**The exercise:** Look through the data below. Pick out the lines holding the string "Changer".

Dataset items
— Begin —
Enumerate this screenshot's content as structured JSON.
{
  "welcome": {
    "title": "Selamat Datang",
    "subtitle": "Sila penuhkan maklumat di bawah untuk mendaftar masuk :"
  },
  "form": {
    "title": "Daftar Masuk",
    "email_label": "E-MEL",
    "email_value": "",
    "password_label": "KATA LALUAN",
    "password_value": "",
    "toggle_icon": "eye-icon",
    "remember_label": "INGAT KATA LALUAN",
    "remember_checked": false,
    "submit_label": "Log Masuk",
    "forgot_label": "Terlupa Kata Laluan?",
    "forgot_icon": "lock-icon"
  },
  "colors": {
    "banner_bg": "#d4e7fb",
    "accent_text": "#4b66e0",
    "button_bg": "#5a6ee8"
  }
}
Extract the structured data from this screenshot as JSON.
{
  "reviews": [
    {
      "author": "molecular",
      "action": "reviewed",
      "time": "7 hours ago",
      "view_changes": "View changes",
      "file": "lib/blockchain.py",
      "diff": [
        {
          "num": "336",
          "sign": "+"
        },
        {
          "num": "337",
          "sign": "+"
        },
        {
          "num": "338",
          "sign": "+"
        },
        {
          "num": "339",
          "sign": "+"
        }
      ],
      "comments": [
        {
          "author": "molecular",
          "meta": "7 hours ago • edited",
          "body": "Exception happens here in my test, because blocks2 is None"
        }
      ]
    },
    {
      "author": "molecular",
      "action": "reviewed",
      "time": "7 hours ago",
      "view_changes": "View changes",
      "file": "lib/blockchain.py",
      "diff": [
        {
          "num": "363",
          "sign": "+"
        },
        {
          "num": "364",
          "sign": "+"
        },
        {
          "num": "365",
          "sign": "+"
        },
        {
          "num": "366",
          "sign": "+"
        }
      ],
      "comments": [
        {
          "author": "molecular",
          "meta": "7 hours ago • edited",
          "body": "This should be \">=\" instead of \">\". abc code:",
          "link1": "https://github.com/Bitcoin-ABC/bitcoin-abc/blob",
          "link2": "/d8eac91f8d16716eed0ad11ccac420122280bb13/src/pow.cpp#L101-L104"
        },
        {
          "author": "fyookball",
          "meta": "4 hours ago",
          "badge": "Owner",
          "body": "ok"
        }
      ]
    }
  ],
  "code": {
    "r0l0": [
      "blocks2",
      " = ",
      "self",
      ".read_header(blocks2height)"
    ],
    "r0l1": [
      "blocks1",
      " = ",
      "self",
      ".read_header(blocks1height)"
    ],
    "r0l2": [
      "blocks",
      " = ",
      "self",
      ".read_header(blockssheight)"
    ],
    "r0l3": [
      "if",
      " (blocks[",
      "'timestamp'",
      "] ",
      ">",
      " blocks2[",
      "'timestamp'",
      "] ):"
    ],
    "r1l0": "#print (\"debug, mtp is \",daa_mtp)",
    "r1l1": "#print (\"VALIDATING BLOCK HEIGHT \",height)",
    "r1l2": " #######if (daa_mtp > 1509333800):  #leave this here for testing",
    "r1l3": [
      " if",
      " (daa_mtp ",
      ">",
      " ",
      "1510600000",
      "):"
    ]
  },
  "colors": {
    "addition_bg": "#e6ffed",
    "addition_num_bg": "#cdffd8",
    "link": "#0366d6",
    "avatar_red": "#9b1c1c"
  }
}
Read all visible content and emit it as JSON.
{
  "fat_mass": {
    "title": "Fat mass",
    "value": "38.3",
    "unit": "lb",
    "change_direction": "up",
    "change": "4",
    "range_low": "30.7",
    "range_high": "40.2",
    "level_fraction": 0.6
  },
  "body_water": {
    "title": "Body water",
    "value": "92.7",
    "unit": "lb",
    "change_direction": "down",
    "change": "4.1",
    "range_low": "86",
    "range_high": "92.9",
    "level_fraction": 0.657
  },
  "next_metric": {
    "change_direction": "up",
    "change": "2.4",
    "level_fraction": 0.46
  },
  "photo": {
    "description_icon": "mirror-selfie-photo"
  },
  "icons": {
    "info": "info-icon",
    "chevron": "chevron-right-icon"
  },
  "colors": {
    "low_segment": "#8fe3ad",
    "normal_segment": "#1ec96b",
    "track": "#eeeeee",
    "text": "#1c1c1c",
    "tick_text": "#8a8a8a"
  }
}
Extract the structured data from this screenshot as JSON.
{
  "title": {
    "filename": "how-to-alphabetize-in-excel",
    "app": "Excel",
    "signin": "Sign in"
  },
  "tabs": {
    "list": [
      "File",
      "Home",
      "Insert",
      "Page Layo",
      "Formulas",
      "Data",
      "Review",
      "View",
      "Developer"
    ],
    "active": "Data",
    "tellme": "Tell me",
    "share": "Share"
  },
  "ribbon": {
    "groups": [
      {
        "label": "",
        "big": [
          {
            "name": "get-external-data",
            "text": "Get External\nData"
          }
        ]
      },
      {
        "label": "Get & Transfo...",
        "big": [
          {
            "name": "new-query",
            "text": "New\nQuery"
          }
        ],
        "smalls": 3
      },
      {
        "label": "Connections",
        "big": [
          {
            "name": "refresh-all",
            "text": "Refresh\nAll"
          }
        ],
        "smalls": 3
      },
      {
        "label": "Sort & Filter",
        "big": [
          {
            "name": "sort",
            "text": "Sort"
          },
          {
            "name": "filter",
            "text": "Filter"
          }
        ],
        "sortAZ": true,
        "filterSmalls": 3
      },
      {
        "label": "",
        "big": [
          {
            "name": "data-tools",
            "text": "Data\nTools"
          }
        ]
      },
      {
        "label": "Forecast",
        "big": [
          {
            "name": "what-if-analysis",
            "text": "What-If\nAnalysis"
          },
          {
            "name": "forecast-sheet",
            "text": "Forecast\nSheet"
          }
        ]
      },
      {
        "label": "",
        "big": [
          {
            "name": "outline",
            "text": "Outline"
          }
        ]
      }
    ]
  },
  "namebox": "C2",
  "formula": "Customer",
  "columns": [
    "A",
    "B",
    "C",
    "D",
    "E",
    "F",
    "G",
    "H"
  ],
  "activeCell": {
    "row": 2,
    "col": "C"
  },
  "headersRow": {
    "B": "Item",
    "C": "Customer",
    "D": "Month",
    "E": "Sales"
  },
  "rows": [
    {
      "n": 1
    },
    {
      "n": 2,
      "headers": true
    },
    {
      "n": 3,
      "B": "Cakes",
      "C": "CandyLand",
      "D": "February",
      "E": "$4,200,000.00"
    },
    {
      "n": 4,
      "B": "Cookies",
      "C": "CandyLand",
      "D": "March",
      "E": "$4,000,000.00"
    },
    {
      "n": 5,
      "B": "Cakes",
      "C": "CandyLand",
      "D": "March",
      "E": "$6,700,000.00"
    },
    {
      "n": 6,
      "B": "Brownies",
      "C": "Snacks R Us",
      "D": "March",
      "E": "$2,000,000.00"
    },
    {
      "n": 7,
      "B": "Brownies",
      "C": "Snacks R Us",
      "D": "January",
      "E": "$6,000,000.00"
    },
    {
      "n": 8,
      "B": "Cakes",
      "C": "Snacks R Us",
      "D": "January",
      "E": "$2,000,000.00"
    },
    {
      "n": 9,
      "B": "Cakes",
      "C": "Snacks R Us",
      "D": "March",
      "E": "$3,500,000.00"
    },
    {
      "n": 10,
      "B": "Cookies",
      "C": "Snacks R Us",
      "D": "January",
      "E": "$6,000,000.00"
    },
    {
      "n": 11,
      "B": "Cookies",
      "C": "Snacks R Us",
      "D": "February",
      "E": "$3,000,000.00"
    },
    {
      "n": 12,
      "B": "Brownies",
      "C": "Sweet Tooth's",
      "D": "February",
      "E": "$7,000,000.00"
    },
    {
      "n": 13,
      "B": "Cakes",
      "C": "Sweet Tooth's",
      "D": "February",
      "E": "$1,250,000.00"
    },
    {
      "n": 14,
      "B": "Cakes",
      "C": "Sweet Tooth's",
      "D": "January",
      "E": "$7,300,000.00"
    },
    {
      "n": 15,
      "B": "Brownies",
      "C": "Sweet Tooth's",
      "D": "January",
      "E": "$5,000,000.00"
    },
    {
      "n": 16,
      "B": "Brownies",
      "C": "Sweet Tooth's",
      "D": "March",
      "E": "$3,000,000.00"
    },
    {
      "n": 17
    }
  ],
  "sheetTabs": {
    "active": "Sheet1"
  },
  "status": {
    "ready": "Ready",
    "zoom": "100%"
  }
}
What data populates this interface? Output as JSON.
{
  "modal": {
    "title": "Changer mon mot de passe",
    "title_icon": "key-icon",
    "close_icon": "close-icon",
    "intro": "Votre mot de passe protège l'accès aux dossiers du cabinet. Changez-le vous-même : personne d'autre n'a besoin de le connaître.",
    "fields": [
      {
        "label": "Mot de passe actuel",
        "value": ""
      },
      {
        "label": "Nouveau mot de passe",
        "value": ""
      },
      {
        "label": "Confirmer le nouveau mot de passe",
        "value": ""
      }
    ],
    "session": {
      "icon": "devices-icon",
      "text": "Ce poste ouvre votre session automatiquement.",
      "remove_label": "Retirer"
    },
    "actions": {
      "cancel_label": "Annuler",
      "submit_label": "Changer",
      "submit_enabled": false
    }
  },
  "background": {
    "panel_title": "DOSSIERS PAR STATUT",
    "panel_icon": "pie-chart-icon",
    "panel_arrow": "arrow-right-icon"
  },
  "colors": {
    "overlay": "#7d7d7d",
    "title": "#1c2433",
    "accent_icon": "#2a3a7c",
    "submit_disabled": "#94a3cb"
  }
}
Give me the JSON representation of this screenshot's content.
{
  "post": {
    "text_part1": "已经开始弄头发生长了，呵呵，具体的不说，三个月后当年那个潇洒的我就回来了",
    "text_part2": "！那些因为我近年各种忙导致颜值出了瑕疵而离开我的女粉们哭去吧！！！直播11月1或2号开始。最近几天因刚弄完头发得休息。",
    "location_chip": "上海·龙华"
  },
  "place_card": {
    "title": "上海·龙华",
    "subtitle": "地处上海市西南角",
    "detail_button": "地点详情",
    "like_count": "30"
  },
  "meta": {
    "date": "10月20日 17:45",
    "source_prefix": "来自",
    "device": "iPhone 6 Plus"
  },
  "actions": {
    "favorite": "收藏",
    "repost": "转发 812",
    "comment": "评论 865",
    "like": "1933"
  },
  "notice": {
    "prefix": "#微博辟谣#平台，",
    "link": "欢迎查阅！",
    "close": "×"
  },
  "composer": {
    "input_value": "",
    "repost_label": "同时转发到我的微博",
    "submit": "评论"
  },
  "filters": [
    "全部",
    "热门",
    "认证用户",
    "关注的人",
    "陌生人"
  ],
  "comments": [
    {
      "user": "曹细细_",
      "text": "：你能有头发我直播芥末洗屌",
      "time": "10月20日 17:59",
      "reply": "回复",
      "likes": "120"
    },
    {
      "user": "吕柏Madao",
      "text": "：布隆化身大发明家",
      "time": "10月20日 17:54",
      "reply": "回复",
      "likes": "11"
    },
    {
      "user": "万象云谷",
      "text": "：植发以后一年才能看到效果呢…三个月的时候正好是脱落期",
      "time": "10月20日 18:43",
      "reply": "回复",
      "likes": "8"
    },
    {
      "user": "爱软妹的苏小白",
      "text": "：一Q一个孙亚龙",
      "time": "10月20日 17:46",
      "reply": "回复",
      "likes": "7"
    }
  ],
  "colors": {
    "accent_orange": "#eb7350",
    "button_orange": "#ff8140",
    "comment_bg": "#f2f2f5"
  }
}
— End —
**Problem solution:**
    "title": "Changer mon mot de passe",
      "submit_label": "Changer",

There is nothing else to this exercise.